▶ _Challenge_
Extract each line bearing the word "Console".

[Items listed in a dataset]
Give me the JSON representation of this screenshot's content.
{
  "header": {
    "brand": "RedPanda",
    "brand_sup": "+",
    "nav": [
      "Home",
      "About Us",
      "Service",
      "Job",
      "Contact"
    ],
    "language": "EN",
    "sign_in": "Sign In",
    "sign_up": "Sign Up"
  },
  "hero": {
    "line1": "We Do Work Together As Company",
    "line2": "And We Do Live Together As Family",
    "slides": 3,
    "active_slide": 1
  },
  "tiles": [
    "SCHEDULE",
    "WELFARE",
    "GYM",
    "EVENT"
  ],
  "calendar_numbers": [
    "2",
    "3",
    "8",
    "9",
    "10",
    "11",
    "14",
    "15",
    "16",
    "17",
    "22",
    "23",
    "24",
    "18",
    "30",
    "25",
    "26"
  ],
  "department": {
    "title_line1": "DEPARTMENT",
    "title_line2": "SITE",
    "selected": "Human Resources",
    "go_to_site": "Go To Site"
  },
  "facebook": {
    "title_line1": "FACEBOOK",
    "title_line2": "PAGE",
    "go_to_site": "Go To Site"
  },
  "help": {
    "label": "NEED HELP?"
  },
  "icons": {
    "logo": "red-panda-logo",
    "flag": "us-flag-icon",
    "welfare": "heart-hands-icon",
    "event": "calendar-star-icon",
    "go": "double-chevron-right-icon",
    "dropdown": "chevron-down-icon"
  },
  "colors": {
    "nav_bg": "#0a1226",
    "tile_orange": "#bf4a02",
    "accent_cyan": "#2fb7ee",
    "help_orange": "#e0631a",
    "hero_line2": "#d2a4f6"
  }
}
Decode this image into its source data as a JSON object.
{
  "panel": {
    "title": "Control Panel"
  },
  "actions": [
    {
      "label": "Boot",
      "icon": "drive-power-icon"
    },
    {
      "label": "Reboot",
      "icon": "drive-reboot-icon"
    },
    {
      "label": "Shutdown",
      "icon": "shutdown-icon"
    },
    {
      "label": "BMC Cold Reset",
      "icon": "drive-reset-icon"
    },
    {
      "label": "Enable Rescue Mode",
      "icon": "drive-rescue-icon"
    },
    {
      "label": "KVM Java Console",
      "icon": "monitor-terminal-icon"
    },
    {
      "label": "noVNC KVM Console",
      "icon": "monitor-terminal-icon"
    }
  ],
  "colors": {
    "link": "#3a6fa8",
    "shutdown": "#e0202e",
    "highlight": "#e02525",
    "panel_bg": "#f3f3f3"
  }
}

▶ _Answer in full_
      "label": "KVM Java Console",
      "label": "noVNC KVM Console",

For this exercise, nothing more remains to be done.